**Questions to answer:**
1. Answer these questions from the article on internet filters:
(a) In which city was the Liberal Democrat Conference mentioned held?
(b) Which two sites are not blocked under the same filter settings?
(c) Which four major UK ISPs implemented content filters voluntarily?
2. Repeat everything in the article on internet filters from "A spokesperson for" down to "content filters voluntarily.", word for word.

The filters are part of the provider’s parental controls, which can be turned on or off as each account owner chooses.

The chair of the LGBT+ Liberal Democrats told Pink News, “Reports are rife that these filters don’t block lots of porn, but do block legitimate support and health sites. As it turns out, it is also blocking our own political website, which has absolutely no content of this nature…LGBT resources are targeted disproportionately, then ISPs are probably exposing themselves to legal challenge under the Equality Act too as well as possible criminal liability for blocking a political web site during an election period.

“It is completely unacceptable and it is why at Liberal Democrat Conference in Glasgow, LGBT+ along with other interested parties referenced back any motion with regards filters because we knew the LGBT+ community would be disproportionately affected by these actions.”

The Vice Chairman for the Conservative Party for Parliamentary Campaigning, Michael Fabricant, jokingly said to Pink News, “I can think of many reasons why I would like to block the Liberal Democrats, but I never guessed that hosting porn on their website might be one of them!”

A spokesperson for TalkTalk said that the company is looking into why the LGBT section of the site was blocked; neither the Labour LGBT or the LGBTory sites are blocked under the same filter settings.

LGBTory, a part of the conservative Tory party, said on Twitter, “We are shocked today that a fellow political LGBT group’s website (@LGBTLD) has been blocked by @TalkTalkCare’s ‘porn filter’.”

By order of Prime Minister David Cameron, all internet providers and search engines will in the future be required to have features that allow “adult content” to be blocked. The four major ISPs in the UK—TalkTalk, Virgin, BT, and Sky—responded by implementing content filters voluntarily.

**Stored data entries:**
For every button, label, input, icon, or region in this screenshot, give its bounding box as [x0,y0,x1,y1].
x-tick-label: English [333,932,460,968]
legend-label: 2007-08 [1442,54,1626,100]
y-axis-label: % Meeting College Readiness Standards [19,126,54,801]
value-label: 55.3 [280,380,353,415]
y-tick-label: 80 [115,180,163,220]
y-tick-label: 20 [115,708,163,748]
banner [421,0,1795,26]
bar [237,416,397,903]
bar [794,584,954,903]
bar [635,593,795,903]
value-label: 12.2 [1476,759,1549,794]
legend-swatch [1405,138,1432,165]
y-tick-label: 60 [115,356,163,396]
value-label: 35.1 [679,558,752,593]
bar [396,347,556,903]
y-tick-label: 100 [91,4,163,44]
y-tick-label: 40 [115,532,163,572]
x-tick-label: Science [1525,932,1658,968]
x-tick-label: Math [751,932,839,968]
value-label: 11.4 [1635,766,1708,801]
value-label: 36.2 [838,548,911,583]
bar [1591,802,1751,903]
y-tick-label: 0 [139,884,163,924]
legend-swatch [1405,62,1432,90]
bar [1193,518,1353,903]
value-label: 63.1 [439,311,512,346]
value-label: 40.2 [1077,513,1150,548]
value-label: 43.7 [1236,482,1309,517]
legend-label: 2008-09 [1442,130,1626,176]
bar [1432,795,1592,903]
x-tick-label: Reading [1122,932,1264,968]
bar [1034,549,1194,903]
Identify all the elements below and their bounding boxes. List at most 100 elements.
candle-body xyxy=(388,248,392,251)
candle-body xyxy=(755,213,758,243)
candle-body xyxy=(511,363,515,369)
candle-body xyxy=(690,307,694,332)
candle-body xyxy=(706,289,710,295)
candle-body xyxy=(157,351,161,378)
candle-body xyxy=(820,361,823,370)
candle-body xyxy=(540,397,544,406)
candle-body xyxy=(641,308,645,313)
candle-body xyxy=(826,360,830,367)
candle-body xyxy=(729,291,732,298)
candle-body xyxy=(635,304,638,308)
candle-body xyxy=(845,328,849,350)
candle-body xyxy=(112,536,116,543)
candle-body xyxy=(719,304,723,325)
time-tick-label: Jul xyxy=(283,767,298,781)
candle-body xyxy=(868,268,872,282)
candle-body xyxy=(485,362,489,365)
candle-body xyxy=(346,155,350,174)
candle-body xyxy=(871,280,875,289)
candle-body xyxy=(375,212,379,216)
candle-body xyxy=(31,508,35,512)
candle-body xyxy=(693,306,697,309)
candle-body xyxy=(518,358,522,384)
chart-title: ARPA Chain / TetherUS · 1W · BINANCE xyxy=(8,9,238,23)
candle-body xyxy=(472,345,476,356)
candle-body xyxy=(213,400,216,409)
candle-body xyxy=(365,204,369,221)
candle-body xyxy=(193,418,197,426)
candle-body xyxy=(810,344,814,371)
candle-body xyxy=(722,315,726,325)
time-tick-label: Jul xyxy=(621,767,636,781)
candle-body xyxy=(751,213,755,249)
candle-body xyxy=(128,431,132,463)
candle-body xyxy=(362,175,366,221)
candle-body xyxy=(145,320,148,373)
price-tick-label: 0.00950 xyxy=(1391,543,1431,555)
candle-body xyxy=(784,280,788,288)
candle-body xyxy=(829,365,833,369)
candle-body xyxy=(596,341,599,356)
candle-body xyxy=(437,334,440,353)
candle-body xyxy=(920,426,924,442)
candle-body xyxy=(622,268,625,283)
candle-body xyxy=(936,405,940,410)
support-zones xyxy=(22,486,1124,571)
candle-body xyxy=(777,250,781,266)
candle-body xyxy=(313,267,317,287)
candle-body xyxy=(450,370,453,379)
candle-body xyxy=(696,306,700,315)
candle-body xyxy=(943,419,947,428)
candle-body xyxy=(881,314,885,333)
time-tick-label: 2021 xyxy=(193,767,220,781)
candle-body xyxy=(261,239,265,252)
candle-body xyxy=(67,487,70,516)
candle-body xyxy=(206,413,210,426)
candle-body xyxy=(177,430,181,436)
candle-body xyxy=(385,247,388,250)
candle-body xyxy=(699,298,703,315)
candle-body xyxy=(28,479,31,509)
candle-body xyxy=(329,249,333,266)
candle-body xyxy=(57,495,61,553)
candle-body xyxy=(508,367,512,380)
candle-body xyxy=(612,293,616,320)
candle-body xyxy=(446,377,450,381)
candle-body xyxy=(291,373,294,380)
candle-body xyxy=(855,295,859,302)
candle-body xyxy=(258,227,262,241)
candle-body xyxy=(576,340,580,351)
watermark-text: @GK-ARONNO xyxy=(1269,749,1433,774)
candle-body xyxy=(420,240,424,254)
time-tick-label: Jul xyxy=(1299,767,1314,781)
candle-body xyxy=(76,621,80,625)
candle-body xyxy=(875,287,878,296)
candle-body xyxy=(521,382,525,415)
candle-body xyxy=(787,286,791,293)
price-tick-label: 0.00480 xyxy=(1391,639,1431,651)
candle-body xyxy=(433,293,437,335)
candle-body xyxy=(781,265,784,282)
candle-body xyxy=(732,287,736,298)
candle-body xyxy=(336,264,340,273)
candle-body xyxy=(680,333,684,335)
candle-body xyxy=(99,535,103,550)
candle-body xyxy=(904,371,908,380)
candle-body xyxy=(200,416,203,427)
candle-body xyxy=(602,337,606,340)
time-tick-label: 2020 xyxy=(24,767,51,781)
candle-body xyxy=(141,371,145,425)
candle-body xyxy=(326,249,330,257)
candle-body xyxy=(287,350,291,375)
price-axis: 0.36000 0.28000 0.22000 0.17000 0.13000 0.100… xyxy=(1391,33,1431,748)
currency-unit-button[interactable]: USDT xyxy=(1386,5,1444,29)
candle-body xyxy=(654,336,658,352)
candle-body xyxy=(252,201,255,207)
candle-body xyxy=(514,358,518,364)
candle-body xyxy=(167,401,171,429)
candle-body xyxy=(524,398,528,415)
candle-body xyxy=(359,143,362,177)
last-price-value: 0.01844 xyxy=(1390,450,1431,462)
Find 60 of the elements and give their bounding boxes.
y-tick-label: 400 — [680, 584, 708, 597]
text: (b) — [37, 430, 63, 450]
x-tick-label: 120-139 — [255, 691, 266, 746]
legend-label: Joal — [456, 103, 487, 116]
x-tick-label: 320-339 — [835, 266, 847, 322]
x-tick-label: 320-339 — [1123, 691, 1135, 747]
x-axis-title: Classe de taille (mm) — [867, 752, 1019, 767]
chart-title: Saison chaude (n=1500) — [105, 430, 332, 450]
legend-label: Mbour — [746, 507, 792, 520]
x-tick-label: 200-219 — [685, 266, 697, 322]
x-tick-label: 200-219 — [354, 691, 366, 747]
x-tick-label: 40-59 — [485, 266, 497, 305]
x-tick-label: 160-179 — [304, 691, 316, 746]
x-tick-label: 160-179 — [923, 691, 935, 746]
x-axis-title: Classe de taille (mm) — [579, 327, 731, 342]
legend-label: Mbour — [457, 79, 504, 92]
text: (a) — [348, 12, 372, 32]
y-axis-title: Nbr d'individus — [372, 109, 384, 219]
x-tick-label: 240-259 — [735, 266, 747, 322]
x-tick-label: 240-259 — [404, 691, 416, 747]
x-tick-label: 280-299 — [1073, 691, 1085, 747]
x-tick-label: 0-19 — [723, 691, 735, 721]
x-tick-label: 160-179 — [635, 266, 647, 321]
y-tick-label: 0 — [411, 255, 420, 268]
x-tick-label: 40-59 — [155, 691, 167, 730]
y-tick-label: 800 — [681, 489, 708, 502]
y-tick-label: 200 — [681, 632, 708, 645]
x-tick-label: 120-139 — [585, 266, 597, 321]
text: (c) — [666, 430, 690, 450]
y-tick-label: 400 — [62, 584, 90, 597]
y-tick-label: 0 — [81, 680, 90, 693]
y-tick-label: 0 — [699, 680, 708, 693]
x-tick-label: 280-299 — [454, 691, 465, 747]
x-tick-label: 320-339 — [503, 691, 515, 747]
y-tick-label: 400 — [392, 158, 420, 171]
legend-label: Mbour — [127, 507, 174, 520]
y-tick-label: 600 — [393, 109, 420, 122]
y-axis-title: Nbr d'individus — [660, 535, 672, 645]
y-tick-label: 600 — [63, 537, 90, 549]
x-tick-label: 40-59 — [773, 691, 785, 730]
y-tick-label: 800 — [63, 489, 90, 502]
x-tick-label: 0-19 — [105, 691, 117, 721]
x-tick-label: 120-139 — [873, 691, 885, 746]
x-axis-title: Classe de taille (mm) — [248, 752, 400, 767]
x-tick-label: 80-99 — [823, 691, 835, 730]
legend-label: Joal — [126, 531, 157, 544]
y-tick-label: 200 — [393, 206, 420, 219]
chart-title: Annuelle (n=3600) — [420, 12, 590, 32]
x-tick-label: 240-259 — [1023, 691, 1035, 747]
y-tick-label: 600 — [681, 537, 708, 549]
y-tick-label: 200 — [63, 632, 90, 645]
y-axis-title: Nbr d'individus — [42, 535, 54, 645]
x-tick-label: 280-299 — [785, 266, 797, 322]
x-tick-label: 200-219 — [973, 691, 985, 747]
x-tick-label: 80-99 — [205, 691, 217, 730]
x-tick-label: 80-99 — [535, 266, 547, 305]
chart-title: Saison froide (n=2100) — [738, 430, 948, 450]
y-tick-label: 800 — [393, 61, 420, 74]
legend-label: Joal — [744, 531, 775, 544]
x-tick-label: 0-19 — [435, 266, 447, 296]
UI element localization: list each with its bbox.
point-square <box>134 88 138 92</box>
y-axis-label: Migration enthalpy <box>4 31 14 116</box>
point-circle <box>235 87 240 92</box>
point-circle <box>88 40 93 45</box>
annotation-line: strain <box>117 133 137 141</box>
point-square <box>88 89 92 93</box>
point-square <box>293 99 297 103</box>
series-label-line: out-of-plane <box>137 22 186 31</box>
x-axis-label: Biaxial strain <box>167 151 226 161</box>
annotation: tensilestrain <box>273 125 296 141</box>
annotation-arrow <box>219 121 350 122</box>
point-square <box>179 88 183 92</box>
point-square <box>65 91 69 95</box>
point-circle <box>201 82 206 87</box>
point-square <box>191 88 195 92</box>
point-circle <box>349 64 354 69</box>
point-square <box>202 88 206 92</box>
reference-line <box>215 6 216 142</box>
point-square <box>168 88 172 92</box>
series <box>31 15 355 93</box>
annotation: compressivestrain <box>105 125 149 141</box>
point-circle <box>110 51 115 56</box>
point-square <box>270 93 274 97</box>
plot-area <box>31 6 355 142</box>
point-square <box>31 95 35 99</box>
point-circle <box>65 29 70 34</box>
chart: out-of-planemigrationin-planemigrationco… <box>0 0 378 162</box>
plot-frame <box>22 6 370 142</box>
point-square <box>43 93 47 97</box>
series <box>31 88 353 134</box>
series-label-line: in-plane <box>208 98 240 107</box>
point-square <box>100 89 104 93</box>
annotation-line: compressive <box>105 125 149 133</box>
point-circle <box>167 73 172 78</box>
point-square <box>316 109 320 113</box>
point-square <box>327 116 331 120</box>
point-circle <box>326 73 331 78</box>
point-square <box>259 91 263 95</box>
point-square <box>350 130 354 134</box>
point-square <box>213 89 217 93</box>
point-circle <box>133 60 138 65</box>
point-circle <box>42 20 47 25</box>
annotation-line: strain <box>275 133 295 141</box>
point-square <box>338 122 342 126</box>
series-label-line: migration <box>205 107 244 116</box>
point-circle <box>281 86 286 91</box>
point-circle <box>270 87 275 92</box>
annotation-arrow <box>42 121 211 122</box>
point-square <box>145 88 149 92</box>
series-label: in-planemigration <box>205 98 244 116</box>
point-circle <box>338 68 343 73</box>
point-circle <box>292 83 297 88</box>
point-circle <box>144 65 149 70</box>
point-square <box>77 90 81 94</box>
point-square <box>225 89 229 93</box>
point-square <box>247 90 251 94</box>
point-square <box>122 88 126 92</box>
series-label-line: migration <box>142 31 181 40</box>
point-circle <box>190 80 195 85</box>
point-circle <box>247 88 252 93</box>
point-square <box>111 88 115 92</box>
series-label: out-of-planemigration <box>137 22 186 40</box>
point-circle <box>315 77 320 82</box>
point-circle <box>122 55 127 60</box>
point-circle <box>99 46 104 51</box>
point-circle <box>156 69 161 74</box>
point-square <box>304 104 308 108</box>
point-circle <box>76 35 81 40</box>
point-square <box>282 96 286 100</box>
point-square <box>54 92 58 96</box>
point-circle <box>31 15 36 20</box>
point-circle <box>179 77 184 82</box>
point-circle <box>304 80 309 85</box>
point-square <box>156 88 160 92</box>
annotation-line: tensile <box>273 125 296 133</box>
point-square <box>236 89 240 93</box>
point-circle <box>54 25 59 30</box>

**Per-task answers:**
1.
(a) Glasgow
(b) The Labour LGBT and LGBTory sites
(c) TalkTalk, Virgin, BT, and Sky

2.
A spokesperson for TalkTalk said that the company is looking into why the LGBT section of the site was blocked; neither the Labour LGBT or the LGBTory sites are blocked under the same filter settings.

LGBTory, a part of the conservative Tory party, said on Twitter, “We are shocked today that a fellow political LGBT group’s website (@LGBTLD) has been blocked by @TalkTalkCare’s ‘porn filter’.”

By order of Prime Minister David Cameron, all internet providers and search engines will in the future be required to have features that allow “adult content” to be blocked. The four major ISPs in the UK—TalkTalk, Virgin, BT, and Sky—responded by implementing content filters voluntarily.